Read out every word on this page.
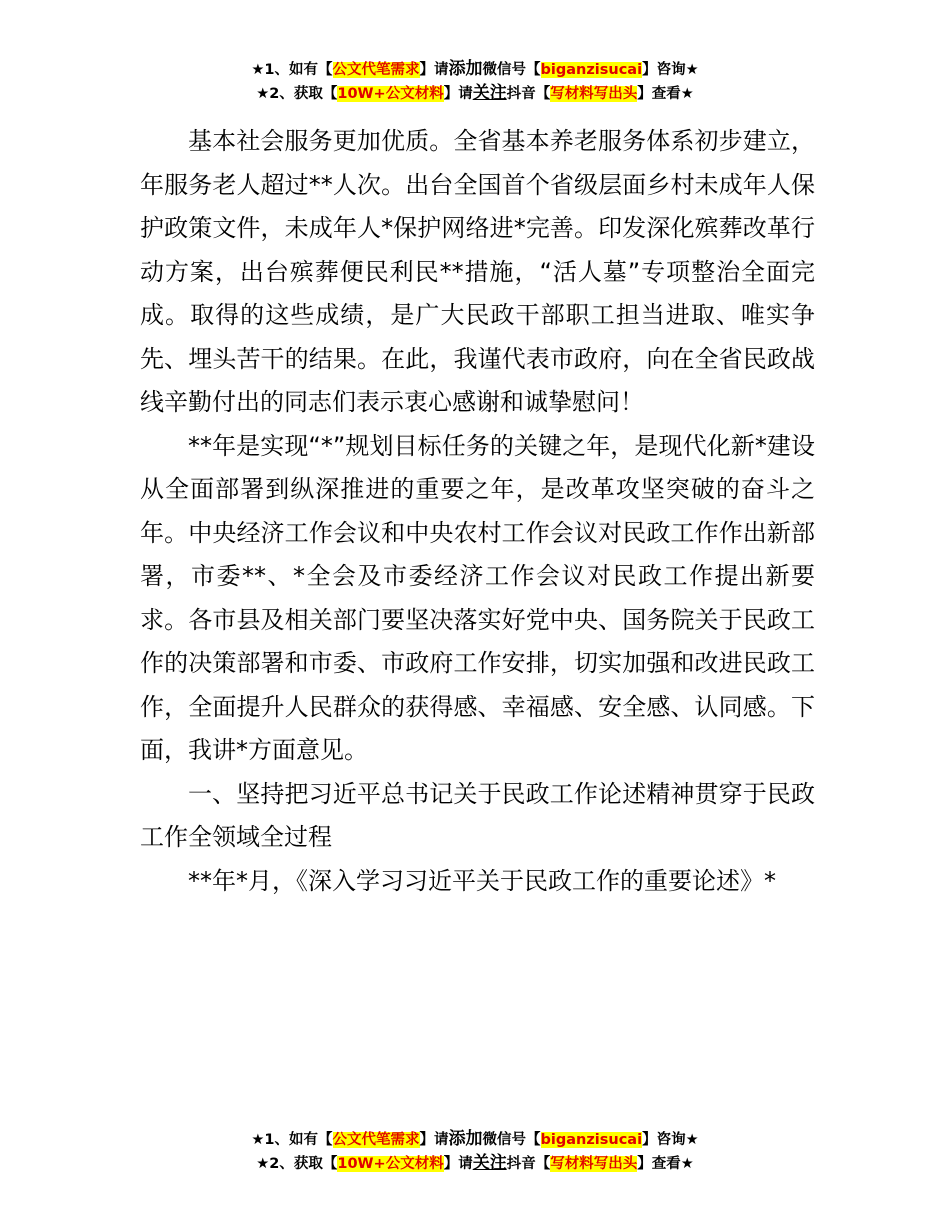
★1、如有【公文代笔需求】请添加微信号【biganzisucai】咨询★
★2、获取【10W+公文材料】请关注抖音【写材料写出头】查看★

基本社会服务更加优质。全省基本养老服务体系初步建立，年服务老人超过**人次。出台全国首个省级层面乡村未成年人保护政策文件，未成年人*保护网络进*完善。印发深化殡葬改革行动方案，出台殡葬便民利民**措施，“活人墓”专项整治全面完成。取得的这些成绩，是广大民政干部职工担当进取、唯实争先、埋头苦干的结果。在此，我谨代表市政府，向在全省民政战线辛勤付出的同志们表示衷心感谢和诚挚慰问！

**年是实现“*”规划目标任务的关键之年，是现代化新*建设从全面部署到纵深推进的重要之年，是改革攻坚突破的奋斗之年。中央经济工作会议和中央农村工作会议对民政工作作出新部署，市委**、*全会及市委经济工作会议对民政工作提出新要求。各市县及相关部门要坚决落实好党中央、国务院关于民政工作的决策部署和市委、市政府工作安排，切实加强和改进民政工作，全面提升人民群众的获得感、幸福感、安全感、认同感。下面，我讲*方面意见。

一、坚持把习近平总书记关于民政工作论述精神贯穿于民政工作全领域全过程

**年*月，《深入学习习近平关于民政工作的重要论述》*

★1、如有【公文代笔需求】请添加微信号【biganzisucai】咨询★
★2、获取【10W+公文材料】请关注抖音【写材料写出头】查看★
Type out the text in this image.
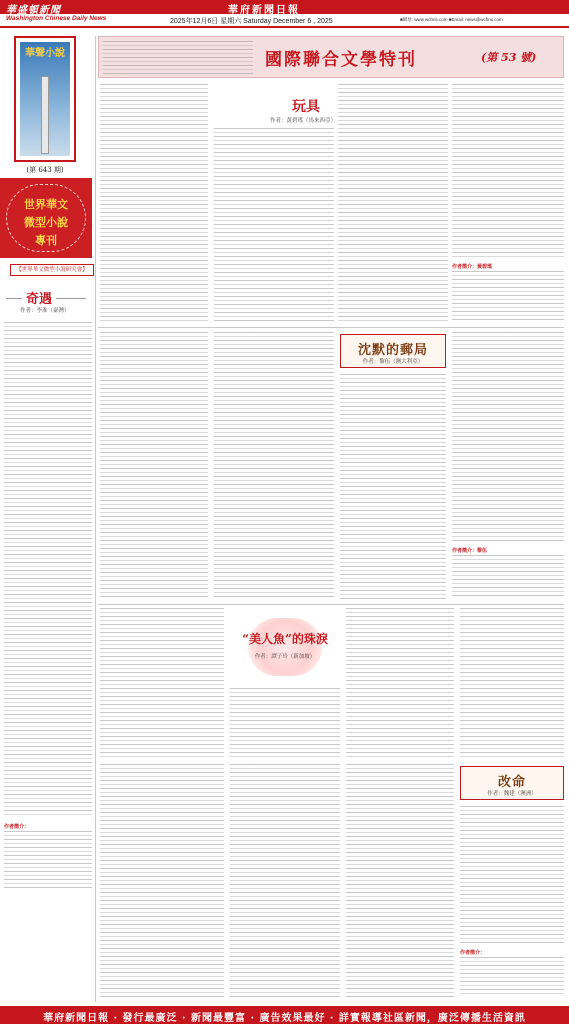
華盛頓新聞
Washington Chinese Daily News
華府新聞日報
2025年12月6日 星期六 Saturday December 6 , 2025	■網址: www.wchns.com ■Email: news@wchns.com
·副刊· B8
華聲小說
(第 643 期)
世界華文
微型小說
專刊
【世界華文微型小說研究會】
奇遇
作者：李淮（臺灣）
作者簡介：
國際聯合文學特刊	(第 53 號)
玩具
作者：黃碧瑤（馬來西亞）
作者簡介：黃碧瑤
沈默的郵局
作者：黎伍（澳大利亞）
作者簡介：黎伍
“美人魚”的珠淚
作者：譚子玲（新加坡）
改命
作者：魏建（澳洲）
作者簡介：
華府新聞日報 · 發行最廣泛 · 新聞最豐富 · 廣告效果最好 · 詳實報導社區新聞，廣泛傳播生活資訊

------------------------

▶ [PROBLEM DETAILS]
Drop the images and repeat the data exactly.

▶ [THE OUTPUT]
Read out every word on this page.
★1、如有【公文代笔需求】请添加微信号【biganzisucai】咨询★
★2、获取【10W+公文材料】请关注抖音【写材料写出头】查看★

基本社会服务更加优质。全省基本养老服务体系初步建立，年服务老人超过**人次。出台全国首个省级层面乡村未成年人保护政策文件，未成年人*保护网络进*完善。印发深化殡葬改革行动方案，出台殡葬便民利民**措施，“活人墓”专项整治全面完成。取得的这些成绩，是广大民政干部职工担当进取、唯实争先、埋头苦干的结果。在此，我谨代表市政府，向在全省民政战线辛勤付出的同志们表示衷心感谢和诚挚慰问！

**年是实现“*”规划目标任务的关键之年，是现代化新*建设从全面部署到纵深推进的重要之年，是改革攻坚突破的奋斗之年。中央经济工作会议和中央农村工作会议对民政工作作出新部署，市委**、*全会及市委经济工作会议对民政工作提出新要求。各市县及相关部门要坚决落实好党中央、国务院关于民政工作的决策部署和市委、市政府工作安排，切实加强和改进民政工作，全面提升人民群众的获得感、幸福感、安全感、认同感。下面，我讲*方面意见。

一、坚持把习近平总书记关于民政工作论述精神贯穿于民政工作全领域全过程

**年*月，《深入学习习近平关于民政工作的重要论述》*

★1、如有【公文代笔需求】请添加微信号【biganzisucai】咨询★
★2、获取【10W+公文材料】请关注抖音【写材料写出头】查看★
Type out the text in this image.
華盛頓新聞
Washington Chinese Daily News
華府新聞日報
2025年12月6日 星期六 Saturday December 6 , 2025	■網址: www.wchns.com ■Email: news@wchns.com
·副刊· B8
華聲小說
(第 643 期)
世界華文
微型小說
專刊
【世界華文微型小說研究會】
奇遇
作者：李淮（臺灣）
作者簡介：
國際聯合文學特刊	(第 53 號)
玩具
作者：黃碧瑤（馬來西亞）
作者簡介：黃碧瑤
沈默的郵局
作者：黎伍（澳大利亞）
作者簡介：黎伍
“美人魚”的珠淚
作者：譚子玲（新加坡）
改命
作者：魏建（澳洲）
作者簡介：
華府新聞日報 · 發行最廣泛 · 新聞最豐富 · 廣告效果最好 · 詳實報導社區新聞，廣泛傳播生活資訊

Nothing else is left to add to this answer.